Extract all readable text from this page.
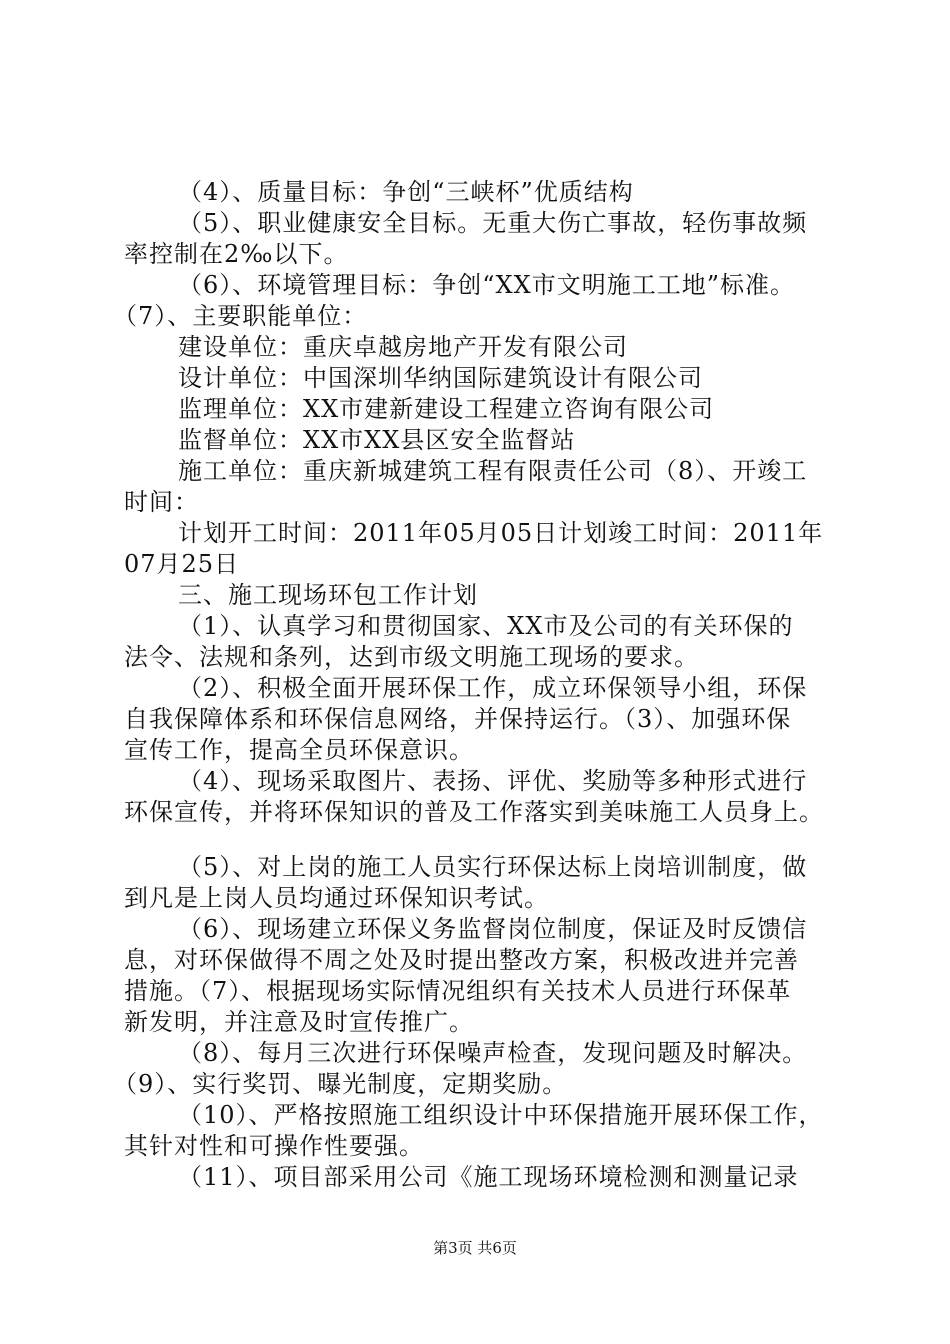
（4）、质量目标：争创“三峡杯”优质结构
（5）、职业健康安全目标。无重大伤亡事故，轻伤事故频
率控制在2‰以下。
（6）、环境管理目标：争创“XX市文明施工工地”标准。
（7）、主要职能单位：
建设单位：重庆卓越房地产开发有限公司
设计单位：中国深圳华纳国际建筑设计有限公司
监理单位：XX市建新建设工程建立咨询有限公司
监督单位：XX市XX县区安全监督站
施工单位：重庆新城建筑工程有限责任公司（8）、开竣工
时间：
计划开工时间：2011年05月05日计划竣工时间：2011年
07月25日
三、施工现场环包工作计划
（1）、认真学习和贯彻国家、XX市及公司的有关环保的
法令、法规和条列，达到市级文明施工现场的要求。
（2）、积极全面开展环保工作，成立环保领导小组，环保
自我保障体系和环保信息网络，并保持运行。（3）、加强环保
宣传工作，提高全员环保意识。
（4）、现场采取图片、表扬、评优、奖励等多种形式进行
环保宣传，并将环保知识的普及工作落实到美味施工人员身上。
（5）、对上岗的施工人员实行环保达标上岗培训制度，做
到凡是上岗人员均通过环保知识考试。
（6）、现场建立环保义务监督岗位制度，保证及时反馈信
息，对环保做得不周之处及时提出整改方案，积极改进并完善
措施。（7）、根据现场实际情况组织有关技术人员进行环保革
新发明，并注意及时宣传推广。
（8）、每月三次进行环保噪声检查，发现问题及时解决。
（9）、实行奖罚、曝光制度，定期奖励。
（10）、严格按照施工组织设计中环保措施开展环保工作，
其针对性和可操作性要强。
（11）、项目部采用公司《施工现场环境检测和测量记录
第3页 共6页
****************
TASK DETAILS =>
A faithful copy of the records above is needed, with the pictures left out.

TASK RESULT =>
Extract all readable text from this page.
（4）、质量目标：争创“三峡杯”优质结构
（5）、职业健康安全目标。无重大伤亡事故，轻伤事故频
率控制在2‰以下。
（6）、环境管理目标：争创“XX市文明施工工地”标准。
（7）、主要职能单位：
建设单位：重庆卓越房地产开发有限公司
设计单位：中国深圳华纳国际建筑设计有限公司
监理单位：XX市建新建设工程建立咨询有限公司
监督单位：XX市XX县区安全监督站
施工单位：重庆新城建筑工程有限责任公司（8）、开竣工
时间：
计划开工时间：2011年05月05日计划竣工时间：2011年
07月25日
三、施工现场环包工作计划
（1）、认真学习和贯彻国家、XX市及公司的有关环保的
法令、法规和条列，达到市级文明施工现场的要求。
（2）、积极全面开展环保工作，成立环保领导小组，环保
自我保障体系和环保信息网络，并保持运行。（3）、加强环保
宣传工作，提高全员环保意识。
（4）、现场采取图片、表扬、评优、奖励等多种形式进行
环保宣传，并将环保知识的普及工作落实到美味施工人员身上。
（5）、对上岗的施工人员实行环保达标上岗培训制度，做
到凡是上岗人员均通过环保知识考试。
（6）、现场建立环保义务监督岗位制度，保证及时反馈信
息，对环保做得不周之处及时提出整改方案，积极改进并完善
措施。（7）、根据现场实际情况组织有关技术人员进行环保革
新发明，并注意及时宣传推广。
（8）、每月三次进行环保噪声检查，发现问题及时解决。
（9）、实行奖罚、曝光制度，定期奖励。
（10）、严格按照施工组织设计中环保措施开展环保工作，
其针对性和可操作性要强。
（11）、项目部采用公司《施工现场环境检测和测量记录
第3页 共6页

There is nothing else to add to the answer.